### Task description
Among the records below, find each line that includes the string "this" and copy it.

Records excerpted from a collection

# # #

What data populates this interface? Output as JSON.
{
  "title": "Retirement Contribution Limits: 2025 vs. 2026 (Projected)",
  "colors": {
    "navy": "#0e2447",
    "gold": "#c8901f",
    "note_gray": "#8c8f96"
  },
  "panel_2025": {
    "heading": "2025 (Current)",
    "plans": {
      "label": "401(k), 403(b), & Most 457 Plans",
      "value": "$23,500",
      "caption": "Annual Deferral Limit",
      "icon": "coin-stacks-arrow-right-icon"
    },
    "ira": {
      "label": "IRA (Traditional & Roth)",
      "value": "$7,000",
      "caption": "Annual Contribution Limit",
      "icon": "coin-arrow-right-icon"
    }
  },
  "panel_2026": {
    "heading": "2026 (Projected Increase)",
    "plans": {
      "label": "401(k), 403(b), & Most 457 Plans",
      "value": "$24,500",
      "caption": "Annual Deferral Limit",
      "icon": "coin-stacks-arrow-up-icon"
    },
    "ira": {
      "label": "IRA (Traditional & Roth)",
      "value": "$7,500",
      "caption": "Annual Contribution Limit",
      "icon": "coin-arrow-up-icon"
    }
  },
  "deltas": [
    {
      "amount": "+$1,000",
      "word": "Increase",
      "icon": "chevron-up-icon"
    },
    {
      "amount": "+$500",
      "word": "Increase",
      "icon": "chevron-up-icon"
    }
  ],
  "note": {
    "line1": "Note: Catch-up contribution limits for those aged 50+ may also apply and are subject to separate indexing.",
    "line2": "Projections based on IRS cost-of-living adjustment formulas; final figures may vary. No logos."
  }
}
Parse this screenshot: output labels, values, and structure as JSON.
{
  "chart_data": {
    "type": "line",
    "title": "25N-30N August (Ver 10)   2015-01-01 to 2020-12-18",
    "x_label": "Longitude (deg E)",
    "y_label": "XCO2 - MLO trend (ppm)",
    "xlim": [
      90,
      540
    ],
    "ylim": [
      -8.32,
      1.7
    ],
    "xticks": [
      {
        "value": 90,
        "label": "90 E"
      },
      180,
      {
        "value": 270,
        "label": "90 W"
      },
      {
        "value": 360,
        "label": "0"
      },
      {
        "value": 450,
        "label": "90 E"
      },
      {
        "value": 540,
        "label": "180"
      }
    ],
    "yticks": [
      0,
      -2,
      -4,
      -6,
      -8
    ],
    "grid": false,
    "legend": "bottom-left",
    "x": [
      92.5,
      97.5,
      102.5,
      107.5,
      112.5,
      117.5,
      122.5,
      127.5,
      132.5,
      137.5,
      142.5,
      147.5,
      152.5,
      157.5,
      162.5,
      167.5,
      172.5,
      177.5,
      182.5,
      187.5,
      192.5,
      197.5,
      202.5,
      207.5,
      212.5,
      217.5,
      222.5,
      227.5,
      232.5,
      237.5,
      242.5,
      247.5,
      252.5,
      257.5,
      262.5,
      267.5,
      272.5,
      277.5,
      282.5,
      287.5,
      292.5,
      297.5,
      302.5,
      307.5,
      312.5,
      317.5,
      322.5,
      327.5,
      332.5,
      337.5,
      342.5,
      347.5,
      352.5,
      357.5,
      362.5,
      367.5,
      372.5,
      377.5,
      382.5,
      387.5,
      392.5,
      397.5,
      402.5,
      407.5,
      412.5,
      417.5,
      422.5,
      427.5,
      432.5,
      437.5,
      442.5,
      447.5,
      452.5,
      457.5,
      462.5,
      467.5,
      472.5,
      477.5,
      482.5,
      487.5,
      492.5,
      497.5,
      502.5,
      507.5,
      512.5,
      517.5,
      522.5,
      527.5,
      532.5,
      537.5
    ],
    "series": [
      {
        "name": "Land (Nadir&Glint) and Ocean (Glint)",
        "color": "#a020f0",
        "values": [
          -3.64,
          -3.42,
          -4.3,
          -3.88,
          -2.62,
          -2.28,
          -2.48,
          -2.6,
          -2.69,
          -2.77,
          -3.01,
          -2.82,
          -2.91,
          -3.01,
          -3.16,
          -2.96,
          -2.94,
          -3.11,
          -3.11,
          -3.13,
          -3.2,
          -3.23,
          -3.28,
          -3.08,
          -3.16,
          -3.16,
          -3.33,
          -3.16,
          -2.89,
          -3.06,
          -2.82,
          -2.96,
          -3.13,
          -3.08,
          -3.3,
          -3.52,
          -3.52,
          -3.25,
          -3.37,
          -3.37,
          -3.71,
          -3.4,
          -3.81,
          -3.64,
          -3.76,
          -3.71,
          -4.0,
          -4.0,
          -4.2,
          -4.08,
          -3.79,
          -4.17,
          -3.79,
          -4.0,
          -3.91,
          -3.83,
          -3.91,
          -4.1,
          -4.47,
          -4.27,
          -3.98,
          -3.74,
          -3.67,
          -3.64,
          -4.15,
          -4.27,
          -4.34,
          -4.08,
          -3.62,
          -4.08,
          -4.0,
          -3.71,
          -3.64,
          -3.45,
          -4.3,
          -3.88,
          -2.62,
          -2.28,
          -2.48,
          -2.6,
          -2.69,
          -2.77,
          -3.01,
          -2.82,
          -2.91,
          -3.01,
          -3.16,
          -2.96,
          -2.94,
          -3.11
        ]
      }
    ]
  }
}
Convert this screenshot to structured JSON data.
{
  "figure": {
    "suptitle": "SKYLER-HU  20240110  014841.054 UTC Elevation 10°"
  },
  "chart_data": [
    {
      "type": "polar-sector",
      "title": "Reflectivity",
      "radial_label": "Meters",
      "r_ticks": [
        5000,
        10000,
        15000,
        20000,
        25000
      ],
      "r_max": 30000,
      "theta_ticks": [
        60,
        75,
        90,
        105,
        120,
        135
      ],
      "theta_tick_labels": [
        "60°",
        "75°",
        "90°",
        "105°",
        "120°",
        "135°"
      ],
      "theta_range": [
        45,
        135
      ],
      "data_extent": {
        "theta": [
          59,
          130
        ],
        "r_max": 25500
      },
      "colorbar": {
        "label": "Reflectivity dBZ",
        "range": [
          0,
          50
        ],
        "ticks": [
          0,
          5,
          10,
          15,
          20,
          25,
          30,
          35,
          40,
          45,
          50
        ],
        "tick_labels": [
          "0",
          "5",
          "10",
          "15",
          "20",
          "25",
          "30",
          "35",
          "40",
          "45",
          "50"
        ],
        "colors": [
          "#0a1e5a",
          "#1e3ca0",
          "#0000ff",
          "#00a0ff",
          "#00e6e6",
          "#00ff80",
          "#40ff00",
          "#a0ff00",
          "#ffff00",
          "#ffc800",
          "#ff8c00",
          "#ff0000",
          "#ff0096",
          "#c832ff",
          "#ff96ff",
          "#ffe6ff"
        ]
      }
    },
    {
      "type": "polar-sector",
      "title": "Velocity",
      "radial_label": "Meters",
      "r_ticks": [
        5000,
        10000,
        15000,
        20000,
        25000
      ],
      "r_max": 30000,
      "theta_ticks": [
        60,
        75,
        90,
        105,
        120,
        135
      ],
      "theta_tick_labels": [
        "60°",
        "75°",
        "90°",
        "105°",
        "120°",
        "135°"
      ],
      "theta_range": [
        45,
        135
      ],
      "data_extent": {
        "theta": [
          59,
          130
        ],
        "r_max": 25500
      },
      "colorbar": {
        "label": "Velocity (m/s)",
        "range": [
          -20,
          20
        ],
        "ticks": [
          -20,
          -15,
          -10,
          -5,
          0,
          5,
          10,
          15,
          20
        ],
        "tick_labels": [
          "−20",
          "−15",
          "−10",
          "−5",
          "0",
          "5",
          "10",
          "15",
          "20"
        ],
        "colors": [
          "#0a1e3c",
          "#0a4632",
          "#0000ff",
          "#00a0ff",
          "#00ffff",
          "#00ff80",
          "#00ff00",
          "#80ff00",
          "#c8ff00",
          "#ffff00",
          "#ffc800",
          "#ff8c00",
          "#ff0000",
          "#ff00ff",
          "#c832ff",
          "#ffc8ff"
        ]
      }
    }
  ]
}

# # #

### Task response
What data populates this interface? Output as JSON.
Parse this screenshot: output labels, values, and structure as JSON.
Convert this screenshot to structured JSON data.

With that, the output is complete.